* _DESCRIPTION OF THE TASK_: Please show every line in the listing below that contains the word "compressor", copying each such line in full.

* _MATERIAL PROVIDED_:
★ ★ ★
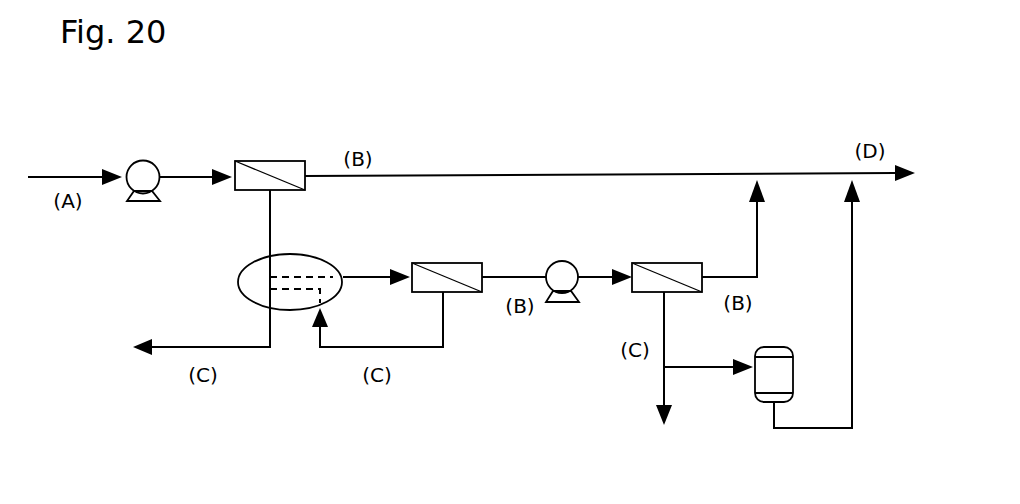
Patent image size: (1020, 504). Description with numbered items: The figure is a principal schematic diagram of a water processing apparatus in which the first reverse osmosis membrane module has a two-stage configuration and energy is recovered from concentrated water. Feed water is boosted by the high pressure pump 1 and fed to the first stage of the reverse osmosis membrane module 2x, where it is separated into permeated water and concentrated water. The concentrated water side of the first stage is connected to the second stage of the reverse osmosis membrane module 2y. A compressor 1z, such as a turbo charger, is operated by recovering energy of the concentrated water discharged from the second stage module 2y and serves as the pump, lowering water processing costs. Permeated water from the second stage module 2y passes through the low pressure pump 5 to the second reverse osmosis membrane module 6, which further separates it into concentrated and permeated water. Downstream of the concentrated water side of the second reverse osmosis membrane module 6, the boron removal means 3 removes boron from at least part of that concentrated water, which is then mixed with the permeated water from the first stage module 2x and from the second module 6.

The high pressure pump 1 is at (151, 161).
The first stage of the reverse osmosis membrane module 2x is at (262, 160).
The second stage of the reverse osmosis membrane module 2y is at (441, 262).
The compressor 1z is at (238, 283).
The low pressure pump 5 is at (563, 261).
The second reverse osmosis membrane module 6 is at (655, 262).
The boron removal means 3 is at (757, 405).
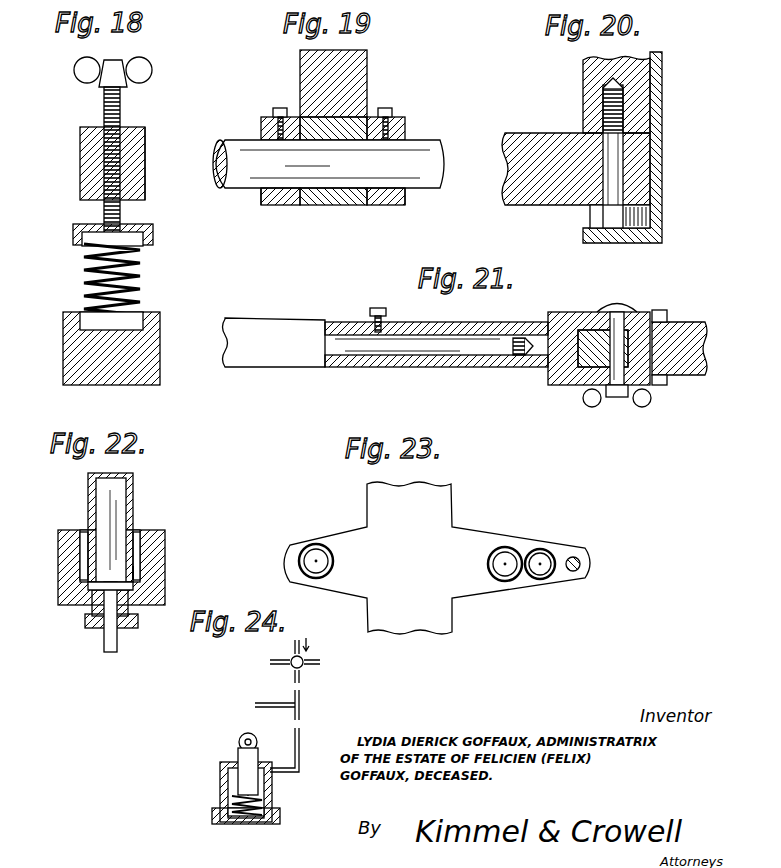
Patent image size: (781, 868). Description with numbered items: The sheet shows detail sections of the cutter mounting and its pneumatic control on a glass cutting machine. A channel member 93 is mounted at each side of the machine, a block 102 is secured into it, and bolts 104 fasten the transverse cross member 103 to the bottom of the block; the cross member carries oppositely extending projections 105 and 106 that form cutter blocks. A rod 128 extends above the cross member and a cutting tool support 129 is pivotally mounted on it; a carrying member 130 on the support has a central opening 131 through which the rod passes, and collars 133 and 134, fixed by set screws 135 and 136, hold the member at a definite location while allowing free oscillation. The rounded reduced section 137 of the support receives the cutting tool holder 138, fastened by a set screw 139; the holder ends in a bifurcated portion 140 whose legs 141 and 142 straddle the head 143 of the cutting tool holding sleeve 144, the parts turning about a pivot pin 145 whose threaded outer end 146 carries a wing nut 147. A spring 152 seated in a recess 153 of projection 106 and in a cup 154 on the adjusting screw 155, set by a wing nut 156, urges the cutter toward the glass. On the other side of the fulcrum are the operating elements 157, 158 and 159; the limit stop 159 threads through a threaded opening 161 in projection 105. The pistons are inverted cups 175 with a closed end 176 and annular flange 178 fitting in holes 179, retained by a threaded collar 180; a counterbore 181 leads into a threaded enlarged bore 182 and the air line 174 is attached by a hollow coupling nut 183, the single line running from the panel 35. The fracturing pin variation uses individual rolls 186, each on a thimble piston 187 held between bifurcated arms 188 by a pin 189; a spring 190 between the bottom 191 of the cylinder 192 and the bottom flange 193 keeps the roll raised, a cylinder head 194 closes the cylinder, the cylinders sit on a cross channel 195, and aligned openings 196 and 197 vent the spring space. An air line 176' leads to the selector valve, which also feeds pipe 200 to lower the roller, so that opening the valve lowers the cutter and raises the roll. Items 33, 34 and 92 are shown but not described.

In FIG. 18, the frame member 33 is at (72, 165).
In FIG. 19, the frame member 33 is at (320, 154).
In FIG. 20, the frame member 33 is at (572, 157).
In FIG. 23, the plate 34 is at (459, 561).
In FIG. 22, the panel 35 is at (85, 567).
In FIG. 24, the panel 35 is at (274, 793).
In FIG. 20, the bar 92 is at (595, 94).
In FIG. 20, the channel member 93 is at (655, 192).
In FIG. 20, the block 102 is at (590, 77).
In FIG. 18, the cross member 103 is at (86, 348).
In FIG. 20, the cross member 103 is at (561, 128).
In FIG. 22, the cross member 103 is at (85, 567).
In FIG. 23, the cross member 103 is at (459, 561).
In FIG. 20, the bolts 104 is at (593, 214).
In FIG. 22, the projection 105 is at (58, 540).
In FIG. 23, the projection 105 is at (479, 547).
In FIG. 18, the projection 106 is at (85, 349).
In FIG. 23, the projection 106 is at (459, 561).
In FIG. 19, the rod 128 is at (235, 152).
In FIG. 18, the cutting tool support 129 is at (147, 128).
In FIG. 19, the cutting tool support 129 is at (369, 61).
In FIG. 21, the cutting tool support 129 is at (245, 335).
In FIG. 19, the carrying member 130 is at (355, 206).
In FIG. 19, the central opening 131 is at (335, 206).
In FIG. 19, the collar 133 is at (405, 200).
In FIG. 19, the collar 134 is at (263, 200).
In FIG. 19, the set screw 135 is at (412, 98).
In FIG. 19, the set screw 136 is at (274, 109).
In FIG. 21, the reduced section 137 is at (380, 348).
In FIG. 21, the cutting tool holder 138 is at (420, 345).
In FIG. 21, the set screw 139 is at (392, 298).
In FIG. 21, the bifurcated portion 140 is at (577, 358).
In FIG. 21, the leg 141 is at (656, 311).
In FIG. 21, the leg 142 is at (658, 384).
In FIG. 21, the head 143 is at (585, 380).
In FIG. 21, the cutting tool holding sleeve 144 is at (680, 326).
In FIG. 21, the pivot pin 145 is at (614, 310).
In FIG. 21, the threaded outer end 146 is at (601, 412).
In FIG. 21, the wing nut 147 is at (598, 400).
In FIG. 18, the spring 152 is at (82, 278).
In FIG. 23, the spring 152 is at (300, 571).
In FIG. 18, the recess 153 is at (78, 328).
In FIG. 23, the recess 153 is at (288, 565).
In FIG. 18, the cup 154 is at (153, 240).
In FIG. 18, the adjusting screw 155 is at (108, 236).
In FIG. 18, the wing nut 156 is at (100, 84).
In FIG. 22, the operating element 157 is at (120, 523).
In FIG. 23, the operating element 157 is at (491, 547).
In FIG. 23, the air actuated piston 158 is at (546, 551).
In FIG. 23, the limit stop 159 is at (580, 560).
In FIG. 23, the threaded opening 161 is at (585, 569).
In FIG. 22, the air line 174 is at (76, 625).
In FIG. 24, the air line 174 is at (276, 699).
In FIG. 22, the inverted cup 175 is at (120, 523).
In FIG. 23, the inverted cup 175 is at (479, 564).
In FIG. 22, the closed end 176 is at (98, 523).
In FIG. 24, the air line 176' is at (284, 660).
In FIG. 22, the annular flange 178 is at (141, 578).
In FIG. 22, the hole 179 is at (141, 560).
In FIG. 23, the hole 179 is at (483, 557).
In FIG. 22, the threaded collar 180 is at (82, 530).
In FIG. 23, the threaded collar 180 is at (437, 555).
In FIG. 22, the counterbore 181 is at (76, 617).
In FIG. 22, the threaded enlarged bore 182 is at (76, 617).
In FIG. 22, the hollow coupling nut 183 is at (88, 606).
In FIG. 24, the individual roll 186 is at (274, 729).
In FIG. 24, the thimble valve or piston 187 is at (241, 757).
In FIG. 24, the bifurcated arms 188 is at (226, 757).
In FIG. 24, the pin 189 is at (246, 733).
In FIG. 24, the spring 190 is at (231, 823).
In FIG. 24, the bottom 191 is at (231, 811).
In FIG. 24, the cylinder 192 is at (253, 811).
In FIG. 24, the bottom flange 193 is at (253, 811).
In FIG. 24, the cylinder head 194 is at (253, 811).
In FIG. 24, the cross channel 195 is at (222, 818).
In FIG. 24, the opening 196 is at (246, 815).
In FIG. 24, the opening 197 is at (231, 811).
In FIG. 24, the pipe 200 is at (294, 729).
★ ★ ★
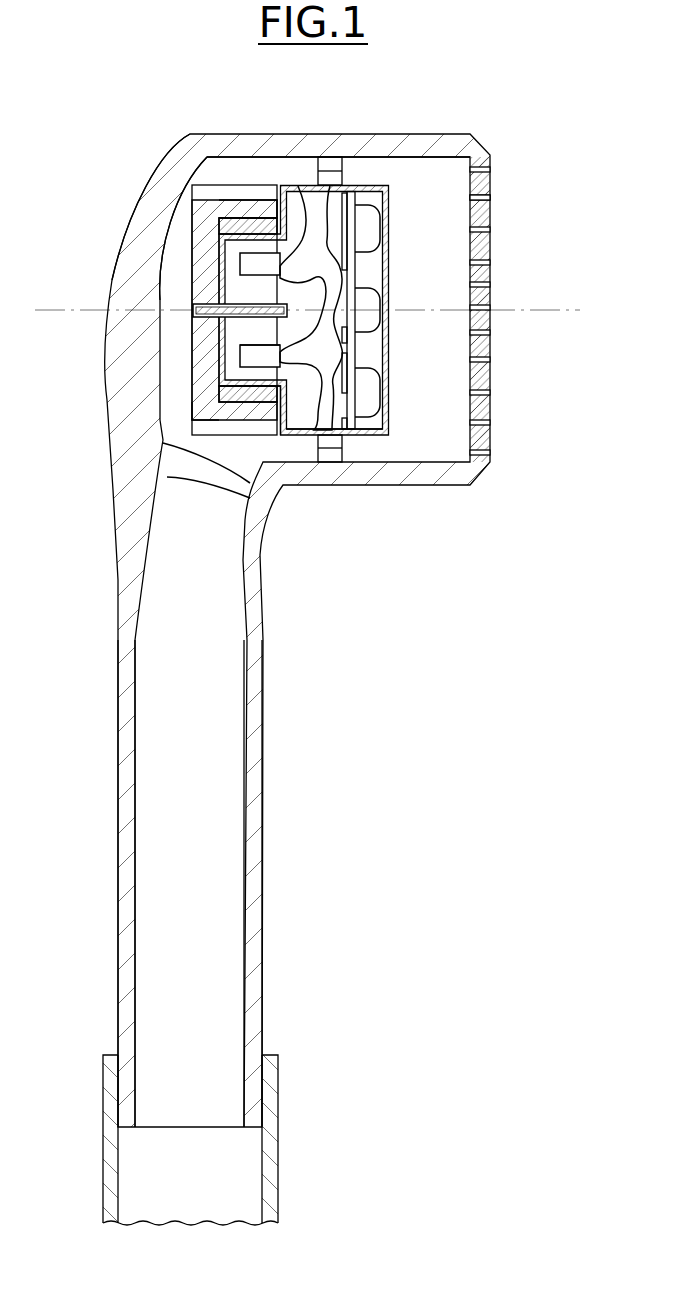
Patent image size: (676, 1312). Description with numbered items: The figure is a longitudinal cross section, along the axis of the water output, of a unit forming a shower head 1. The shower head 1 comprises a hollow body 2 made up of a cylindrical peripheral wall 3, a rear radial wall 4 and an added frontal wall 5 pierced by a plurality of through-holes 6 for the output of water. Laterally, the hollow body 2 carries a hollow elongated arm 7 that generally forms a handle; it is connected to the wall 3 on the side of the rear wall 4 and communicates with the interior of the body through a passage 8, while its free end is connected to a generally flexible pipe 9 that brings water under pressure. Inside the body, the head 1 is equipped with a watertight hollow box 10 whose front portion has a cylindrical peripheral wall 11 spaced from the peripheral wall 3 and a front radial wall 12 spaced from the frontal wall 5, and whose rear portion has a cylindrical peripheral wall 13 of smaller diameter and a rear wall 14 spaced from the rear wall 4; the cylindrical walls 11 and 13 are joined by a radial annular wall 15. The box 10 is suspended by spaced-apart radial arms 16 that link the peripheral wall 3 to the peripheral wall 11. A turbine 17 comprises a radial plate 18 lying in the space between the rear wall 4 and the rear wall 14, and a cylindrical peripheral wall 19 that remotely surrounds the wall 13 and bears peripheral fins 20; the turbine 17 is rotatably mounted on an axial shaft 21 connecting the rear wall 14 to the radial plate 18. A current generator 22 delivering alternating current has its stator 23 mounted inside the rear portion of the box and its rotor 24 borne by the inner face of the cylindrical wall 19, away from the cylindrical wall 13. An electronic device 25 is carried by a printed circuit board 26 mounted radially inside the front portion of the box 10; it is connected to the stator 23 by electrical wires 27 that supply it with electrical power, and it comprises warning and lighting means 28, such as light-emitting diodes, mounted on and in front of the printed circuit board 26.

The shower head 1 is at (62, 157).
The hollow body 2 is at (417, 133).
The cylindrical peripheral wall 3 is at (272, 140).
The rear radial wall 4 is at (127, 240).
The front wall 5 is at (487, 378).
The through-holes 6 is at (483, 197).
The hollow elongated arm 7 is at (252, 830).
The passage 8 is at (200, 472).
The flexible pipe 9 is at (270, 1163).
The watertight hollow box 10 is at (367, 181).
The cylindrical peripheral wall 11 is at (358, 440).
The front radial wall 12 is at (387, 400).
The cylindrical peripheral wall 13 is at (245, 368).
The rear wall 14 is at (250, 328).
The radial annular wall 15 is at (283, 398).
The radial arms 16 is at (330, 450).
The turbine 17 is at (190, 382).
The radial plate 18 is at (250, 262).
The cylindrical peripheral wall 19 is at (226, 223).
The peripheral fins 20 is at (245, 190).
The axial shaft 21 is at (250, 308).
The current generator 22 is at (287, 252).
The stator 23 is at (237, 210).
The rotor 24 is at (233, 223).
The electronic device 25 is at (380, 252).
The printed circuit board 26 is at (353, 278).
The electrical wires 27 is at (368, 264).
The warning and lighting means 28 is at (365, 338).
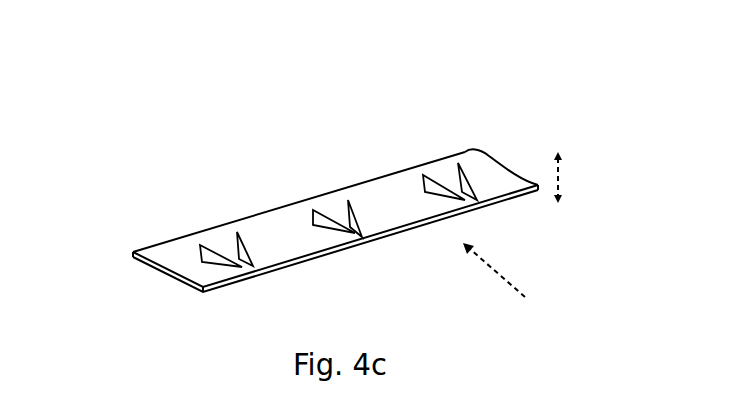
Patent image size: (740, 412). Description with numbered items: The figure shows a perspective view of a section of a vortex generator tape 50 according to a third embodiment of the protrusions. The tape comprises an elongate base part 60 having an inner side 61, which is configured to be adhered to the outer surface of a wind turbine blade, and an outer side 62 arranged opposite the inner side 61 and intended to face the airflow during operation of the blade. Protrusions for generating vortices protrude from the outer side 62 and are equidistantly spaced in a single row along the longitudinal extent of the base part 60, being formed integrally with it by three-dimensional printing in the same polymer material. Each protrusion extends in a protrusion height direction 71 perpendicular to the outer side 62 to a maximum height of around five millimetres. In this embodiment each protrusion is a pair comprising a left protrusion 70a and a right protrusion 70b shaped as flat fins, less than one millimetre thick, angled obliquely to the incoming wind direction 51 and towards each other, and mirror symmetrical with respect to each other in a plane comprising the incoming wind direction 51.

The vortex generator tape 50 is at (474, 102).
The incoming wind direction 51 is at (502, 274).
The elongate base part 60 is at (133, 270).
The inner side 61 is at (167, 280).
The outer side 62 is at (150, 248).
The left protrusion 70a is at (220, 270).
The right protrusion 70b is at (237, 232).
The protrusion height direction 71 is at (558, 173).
★ ★ ★
* _RESPONSE TO THIS EXERCISE_:
Patent image size: (1020, 504). Description with numbered items: The figure is a principal schematic diagram of a water processing apparatus in which the first reverse osmosis membrane module has a two-stage configuration and energy is recovered from concentrated water. Feed water is boosted by the high pressure pump 1 and fed to the first stage of the reverse osmosis membrane module 2x, where it is separated into permeated water and concentrated water. The concentrated water side of the first stage is connected to the second stage of the reverse osmosis membrane module 2y. A compressor 1z, such as a turbo charger, is operated by recovering energy of the concentrated water discharged from the second stage module 2y and serves as the pump, lowering water processing costs. Permeated water from the second stage module 2y passes through the low pressure pump 5 to the second reverse osmosis membrane module 6, which further separates it into concentrated and permeated water. Downstream of the concentrated water side of the second reverse osmosis membrane module 6, the boron removal means 3 removes boron from at least part of that concentrated water, which is then mixed with the permeated water from the first stage module 2x and from the second module 6.
The compressor 1z is at (238, 283).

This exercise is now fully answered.